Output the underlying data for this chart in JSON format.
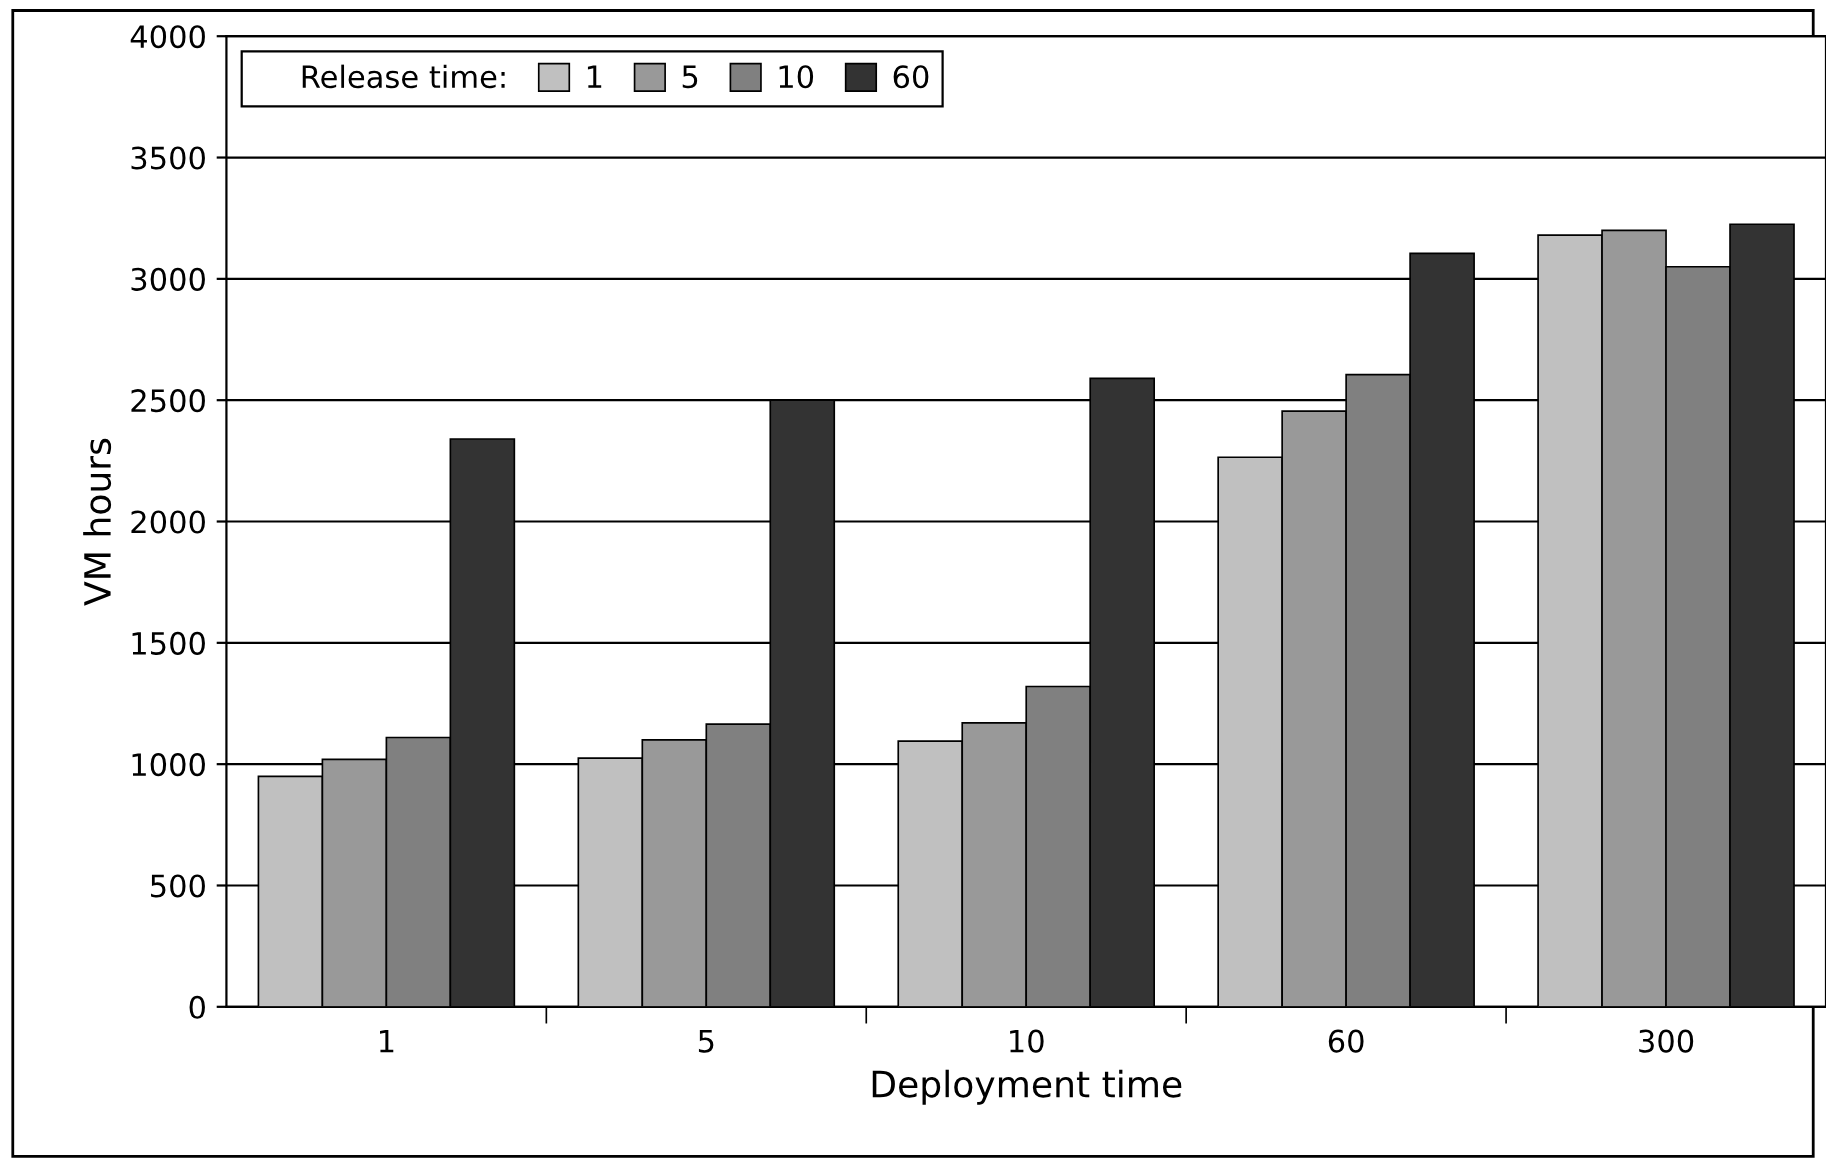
{
  "chart_data": {
    "type": "bar",
    "xlabel": "Deployment time",
    "ylabel": "VM hours",
    "legend_title": "Release time:",
    "categories": [
      "1",
      "5",
      "10",
      "60",
      "300"
    ],
    "series": [
      {
        "name": "1",
        "color": "#c0c0c0",
        "values": [
          950,
          1025,
          1095,
          2265,
          3180
        ]
      },
      {
        "name": "5",
        "color": "#999999",
        "values": [
          1020,
          1100,
          1170,
          2455,
          3200
        ]
      },
      {
        "name": "10",
        "color": "#808080",
        "values": [
          1110,
          1165,
          1320,
          2605,
          3050
        ]
      },
      {
        "name": "60",
        "color": "#333333",
        "values": [
          2340,
          2500,
          2590,
          3105,
          3225
        ]
      }
    ],
    "ylim": [
      0,
      4000
    ],
    "yticks": [
      0,
      500,
      1000,
      1500,
      2000,
      2500,
      3000,
      3500,
      4000
    ],
    "grid": "y",
    "legend": "top left"
  }
}
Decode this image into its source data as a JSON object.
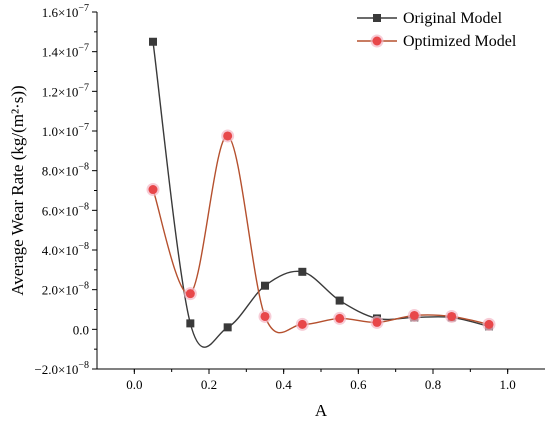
{
  "chart_data": {
    "type": "line",
    "title": "",
    "xlabel": "A",
    "ylabel": "Average Wear Rate (kg/(m²·s))",
    "xlim": [
      -0.1,
      1.1
    ],
    "ylim": [
      -2e-08,
      1.6e-07
    ],
    "x_ticks": [
      0.0,
      0.2,
      0.4,
      0.6,
      0.8,
      1.0
    ],
    "x_tick_labels": [
      "0.0",
      "0.2",
      "0.4",
      "0.6",
      "0.8",
      "1.0"
    ],
    "y_ticks": [
      -2e-08,
      0,
      2e-08,
      4e-08,
      6e-08,
      8e-08,
      1e-07,
      1.2e-07,
      1.4e-07,
      1.6e-07
    ],
    "y_tick_labels": [
      {
        "mantissa": "−2.0×10",
        "exp": "−8"
      },
      {
        "mantissa": "0.0",
        "exp": ""
      },
      {
        "mantissa": "2.0×10",
        "exp": "−8"
      },
      {
        "mantissa": "4.0×10",
        "exp": "−8"
      },
      {
        "mantissa": "6.0×10",
        "exp": "−8"
      },
      {
        "mantissa": "8.0×10",
        "exp": "−8"
      },
      {
        "mantissa": "1.0×10",
        "exp": "−7"
      },
      {
        "mantissa": "1.2×10",
        "exp": "−7"
      },
      {
        "mantissa": "1.4×10",
        "exp": "−7"
      },
      {
        "mantissa": "1.6×10",
        "exp": "−7"
      }
    ],
    "x": [
      0.05,
      0.15,
      0.25,
      0.35,
      0.45,
      0.55,
      0.65,
      0.75,
      0.85,
      0.95
    ],
    "series": [
      {
        "name": "Original Model",
        "color": "#3a3a3a",
        "marker": "square",
        "values": [
          1.45e-07,
          3e-09,
          1e-09,
          2.2e-08,
          2.9e-08,
          1.45e-08,
          5.5e-09,
          6e-09,
          6e-09,
          1.5e-09
        ]
      },
      {
        "name": "Optimized Model",
        "color": "#b5502e",
        "marker_fill": "#e8474a",
        "marker": "circle",
        "values": [
          7.05e-08,
          1.8e-08,
          9.75e-08,
          6.5e-09,
          2.5e-09,
          5.5e-09,
          3.5e-09,
          7e-09,
          6.5e-09,
          2.5e-09
        ]
      }
    ],
    "legend": "top-right",
    "grid": false
  }
}
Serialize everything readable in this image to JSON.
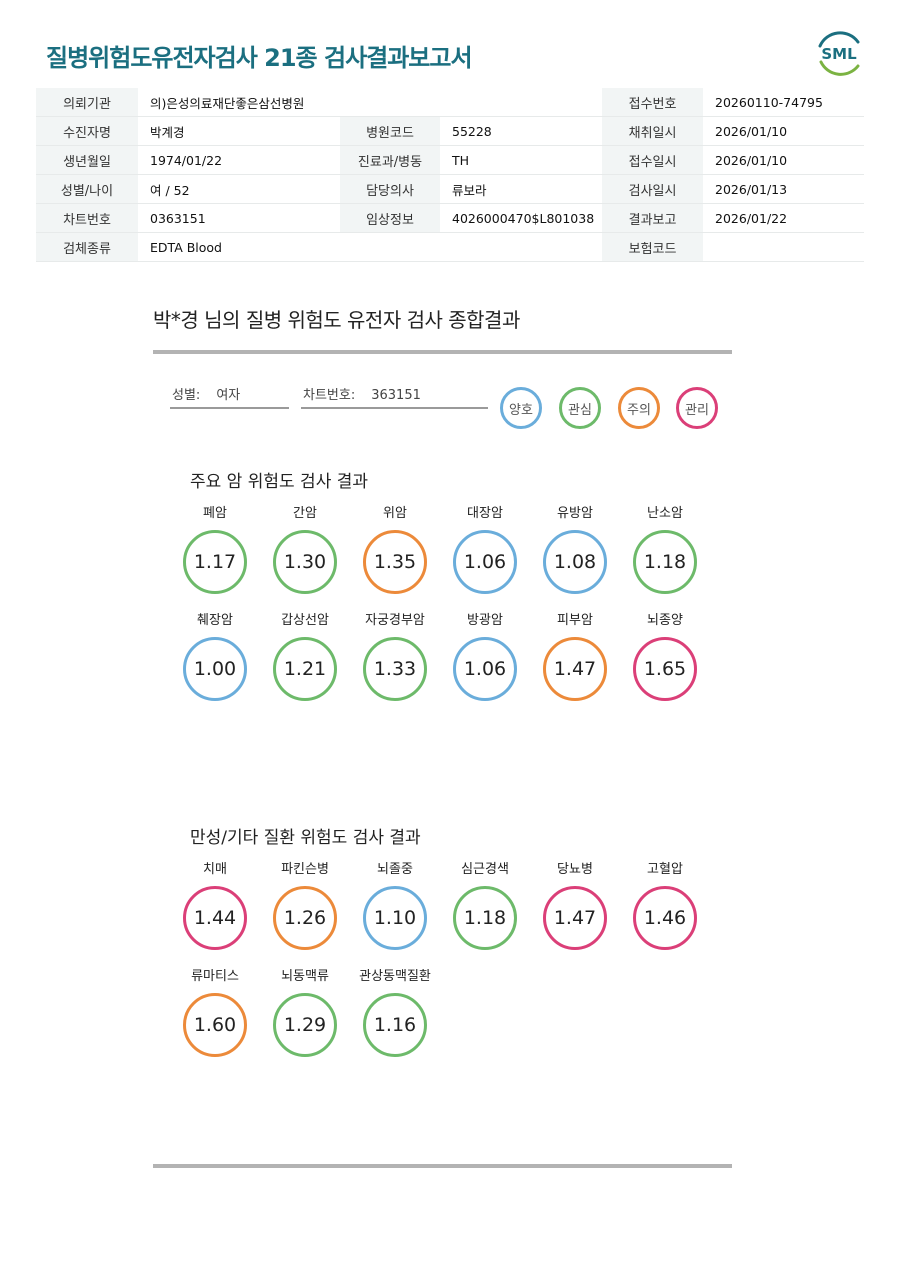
{
  "header": {
    "title": "질병위험도유전자검사 21종 검사결과보고서",
    "logo_text": "SML"
  },
  "info": {
    "rows": [
      [
        {
          "label": "의뢰기관",
          "value": "의)은성의료재단좋은삼선병원"
        },
        {
          "label": "",
          "value": ""
        },
        {
          "label": "접수번호",
          "value": "20260110-74795"
        }
      ],
      [
        {
          "label": "수진자명",
          "value": "박계경"
        },
        {
          "label": "병원코드",
          "value": "55228"
        },
        {
          "label": "채취일시",
          "value": "2026/01/10"
        }
      ],
      [
        {
          "label": "생년월일",
          "value": "1974/01/22"
        },
        {
          "label": "진료과/병동",
          "value": "TH"
        },
        {
          "label": "접수일시",
          "value": "2026/01/10"
        }
      ],
      [
        {
          "label": "성별/나이",
          "value": "여 / 52"
        },
        {
          "label": "담당의사",
          "value": "류보라"
        },
        {
          "label": "검사일시",
          "value": "2026/01/13"
        }
      ],
      [
        {
          "label": "차트번호",
          "value": "0363151"
        },
        {
          "label": "임상정보",
          "value": "4026000470$L801038"
        },
        {
          "label": "결과보고",
          "value": "2026/01/22"
        }
      ],
      [
        {
          "label": "검체종류",
          "value": "EDTA Blood"
        },
        {
          "label": "",
          "value": ""
        },
        {
          "label": "보험코드",
          "value": ""
        }
      ]
    ]
  },
  "summary": {
    "title": "박*경 님의 질병 위험도 유전자 검사 종합결과",
    "sex_label": "성별:",
    "sex_value": "여자",
    "chart_label": "차트번호:",
    "chart_value": "363151"
  },
  "legend": [
    {
      "label": "양호",
      "color": "#6aaddb"
    },
    {
      "label": "관심",
      "color": "#6dba6a"
    },
    {
      "label": "주의",
      "color": "#ec8a3a"
    },
    {
      "label": "관리",
      "color": "#db3f78"
    }
  ],
  "cancer": {
    "title": "주요 암 위험도 검사 결과",
    "items": [
      {
        "name": "폐암",
        "value": "1.17",
        "level": "관심"
      },
      {
        "name": "간암",
        "value": "1.30",
        "level": "관심"
      },
      {
        "name": "위암",
        "value": "1.35",
        "level": "주의"
      },
      {
        "name": "대장암",
        "value": "1.06",
        "level": "양호"
      },
      {
        "name": "유방암",
        "value": "1.08",
        "level": "양호"
      },
      {
        "name": "난소암",
        "value": "1.18",
        "level": "관심"
      },
      {
        "name": "췌장암",
        "value": "1.00",
        "level": "양호"
      },
      {
        "name": "갑상선암",
        "value": "1.21",
        "level": "관심"
      },
      {
        "name": "자궁경부암",
        "value": "1.33",
        "level": "관심"
      },
      {
        "name": "방광암",
        "value": "1.06",
        "level": "양호"
      },
      {
        "name": "피부암",
        "value": "1.47",
        "level": "주의"
      },
      {
        "name": "뇌종양",
        "value": "1.65",
        "level": "관리"
      }
    ]
  },
  "chronic": {
    "title": "만성/기타 질환 위험도 검사 결과",
    "items": [
      {
        "name": "치매",
        "value": "1.44",
        "level": "관리"
      },
      {
        "name": "파킨슨병",
        "value": "1.26",
        "level": "주의"
      },
      {
        "name": "뇌졸중",
        "value": "1.10",
        "level": "양호"
      },
      {
        "name": "심근경색",
        "value": "1.18",
        "level": "관심"
      },
      {
        "name": "당뇨병",
        "value": "1.47",
        "level": "관리"
      },
      {
        "name": "고혈압",
        "value": "1.46",
        "level": "관리"
      },
      {
        "name": "류마티스",
        "value": "1.60",
        "level": "주의"
      },
      {
        "name": "뇌동맥류",
        "value": "1.29",
        "level": "관심"
      },
      {
        "name": "관상동맥질환",
        "value": "1.16",
        "level": "관심"
      }
    ]
  }
}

*Short task:*
Without the pictures, extract every entry verbatim.

*Result:*
Output the underlying data for this chart in JSON format.
{
  "chart_data": {
    "type": "bar",
    "xlabel": "Deployment time",
    "ylabel": "VM hours",
    "legend_title": "Release time:",
    "categories": [
      "1",
      "5",
      "10",
      "60",
      "300"
    ],
    "series": [
      {
        "name": "1",
        "color": "#c0c0c0",
        "values": [
          950,
          1025,
          1095,
          2265,
          3180
        ]
      },
      {
        "name": "5",
        "color": "#999999",
        "values": [
          1020,
          1100,
          1170,
          2455,
          3200
        ]
      },
      {
        "name": "10",
        "color": "#808080",
        "values": [
          1110,
          1165,
          1320,
          2605,
          3050
        ]
      },
      {
        "name": "60",
        "color": "#333333",
        "values": [
          2340,
          2500,
          2590,
          3105,
          3225
        ]
      }
    ],
    "ylim": [
      0,
      4000
    ],
    "yticks": [
      0,
      500,
      1000,
      1500,
      2000,
      2500,
      3000,
      3500,
      4000
    ],
    "grid": "y",
    "legend": "top left"
  }
}
Decode this image into its source data as a JSON object.
{
  "chart_data": {
    "type": "line",
    "title": "",
    "xlabel": "A",
    "ylabel": "Average Wear Rate (kg/(m²·s))",
    "xlim": [
      -0.1,
      1.1
    ],
    "ylim": [
      -2e-08,
      1.6e-07
    ],
    "x_ticks": [
      0.0,
      0.2,
      0.4,
      0.6,
      0.8,
      1.0
    ],
    "x_tick_labels": [
      "0.0",
      "0.2",
      "0.4",
      "0.6",
      "0.8",
      "1.0"
    ],
    "y_ticks": [
      -2e-08,
      0,
      2e-08,
      4e-08,
      6e-08,
      8e-08,
      1e-07,
      1.2e-07,
      1.4e-07,
      1.6e-07
    ],
    "y_tick_labels": [
      {
        "mantissa": "−2.0×10",
        "exp": "−8"
      },
      {
        "mantissa": "0.0",
        "exp": ""
      },
      {
        "mantissa": "2.0×10",
        "exp": "−8"
      },
      {
        "mantissa": "4.0×10",
        "exp": "−8"
      },
      {
        "mantissa": "6.0×10",
        "exp": "−8"
      },
      {
        "mantissa": "8.0×10",
        "exp": "−8"
      },
      {
        "mantissa": "1.0×10",
        "exp": "−7"
      },
      {
        "mantissa": "1.2×10",
        "exp": "−7"
      },
      {
        "mantissa": "1.4×10",
        "exp": "−7"
      },
      {
        "mantissa": "1.6×10",
        "exp": "−7"
      }
    ],
    "x": [
      0.05,
      0.15,
      0.25,
      0.35,
      0.45,
      0.55,
      0.65,
      0.75,
      0.85,
      0.95
    ],
    "series": [
      {
        "name": "Original Model",
        "color": "#3a3a3a",
        "marker": "square",
        "values": [
          1.45e-07,
          3e-09,
          1e-09,
          2.2e-08,
          2.9e-08,
          1.45e-08,
          5.5e-09,
          6e-09,
          6e-09,
          1.5e-09
        ]
      },
      {
        "name": "Optimized Model",
        "color": "#b5502e",
        "marker_fill": "#e8474a",
        "marker": "circle",
        "values": [
          7.05e-08,
          1.8e-08,
          9.75e-08,
          6.5e-09,
          2.5e-09,
          5.5e-09,
          3.5e-09,
          7e-09,
          6.5e-09,
          2.5e-09
        ]
      }
    ],
    "legend": "top-right",
    "grid": false
  }
}
Serialize everything readable in this image to JSON.
{
  "header": {
    "title": "질병위험도유전자검사 21종 검사결과보고서",
    "logo_text": "SML"
  },
  "info": {
    "rows": [
      [
        {
          "label": "의뢰기관",
          "value": "의)은성의료재단좋은삼선병원"
        },
        {
          "label": "",
          "value": ""
        },
        {
          "label": "접수번호",
          "value": "20260110-74795"
        }
      ],
      [
        {
          "label": "수진자명",
          "value": "박계경"
        },
        {
          "label": "병원코드",
          "value": "55228"
        },
        {
          "label": "채취일시",
          "value": "2026/01/10"
        }
      ],
      [
        {
          "label": "생년월일",
          "value": "1974/01/22"
        },
        {
          "label": "진료과/병동",
          "value": "TH"
        },
        {
          "label": "접수일시",
          "value": "2026/01/10"
        }
      ],
      [
        {
          "label": "성별/나이",
          "value": "여 / 52"
        },
        {
          "label": "담당의사",
          "value": "류보라"
        },
        {
          "label": "검사일시",
          "value": "2026/01/13"
        }
      ],
      [
        {
          "label": "차트번호",
          "value": "0363151"
        },
        {
          "label": "임상정보",
          "value": "4026000470$L801038"
        },
        {
          "label": "결과보고",
          "value": "2026/01/22"
        }
      ],
      [
        {
          "label": "검체종류",
          "value": "EDTA Blood"
        },
        {
          "label": "",
          "value": ""
        },
        {
          "label": "보험코드",
          "value": ""
        }
      ]
    ]
  },
  "summary": {
    "title": "박*경 님의 질병 위험도 유전자 검사 종합결과",
    "sex_label": "성별:",
    "sex_value": "여자",
    "chart_label": "차트번호:",
    "chart_value": "363151"
  },
  "legend": [
    {
      "label": "양호",
      "color": "#6aaddb"
    },
    {
      "label": "관심",
      "color": "#6dba6a"
    },
    {
      "label": "주의",
      "color": "#ec8a3a"
    },
    {
      "label": "관리",
      "color": "#db3f78"
    }
  ],
  "cancer": {
    "title": "주요 암 위험도 검사 결과",
    "items": [
      {
        "name": "폐암",
        "value": "1.17",
        "level": "관심"
      },
      {
        "name": "간암",
        "value": "1.30",
        "level": "관심"
      },
      {
        "name": "위암",
        "value": "1.35",
        "level": "주의"
      },
      {
        "name": "대장암",
        "value": "1.06",
        "level": "양호"
      },
      {
        "name": "유방암",
        "value": "1.08",
        "level": "양호"
      },
      {
        "name": "난소암",
        "value": "1.18",
        "level": "관심"
      },
      {
        "name": "췌장암",
        "value": "1.00",
        "level": "양호"
      },
      {
        "name": "갑상선암",
        "value": "1.21",
        "level": "관심"
      },
      {
        "name": "자궁경부암",
        "value": "1.33",
        "level": "관심"
      },
      {
        "name": "방광암",
        "value": "1.06",
        "level": "양호"
      },
      {
        "name": "피부암",
        "value": "1.47",
        "level": "주의"
      },
      {
        "name": "뇌종양",
        "value": "1.65",
        "level": "관리"
      }
    ]
  },
  "chronic": {
    "title": "만성/기타 질환 위험도 검사 결과",
    "items": [
      {
        "name": "치매",
        "value": "1.44",
        "level": "관리"
      },
      {
        "name": "파킨슨병",
        "value": "1.26",
        "level": "주의"
      },
      {
        "name": "뇌졸중",
        "value": "1.10",
        "level": "양호"
      },
      {
        "name": "심근경색",
        "value": "1.18",
        "level": "관심"
      },
      {
        "name": "당뇨병",
        "value": "1.47",
        "level": "관리"
      },
      {
        "name": "고혈압",
        "value": "1.46",
        "level": "관리"
      },
      {
        "name": "류마티스",
        "value": "1.60",
        "level": "주의"
      },
      {
        "name": "뇌동맥류",
        "value": "1.29",
        "level": "관심"
      },
      {
        "name": "관상동맥질환",
        "value": "1.16",
        "level": "관심"
      }
    ]
  }
}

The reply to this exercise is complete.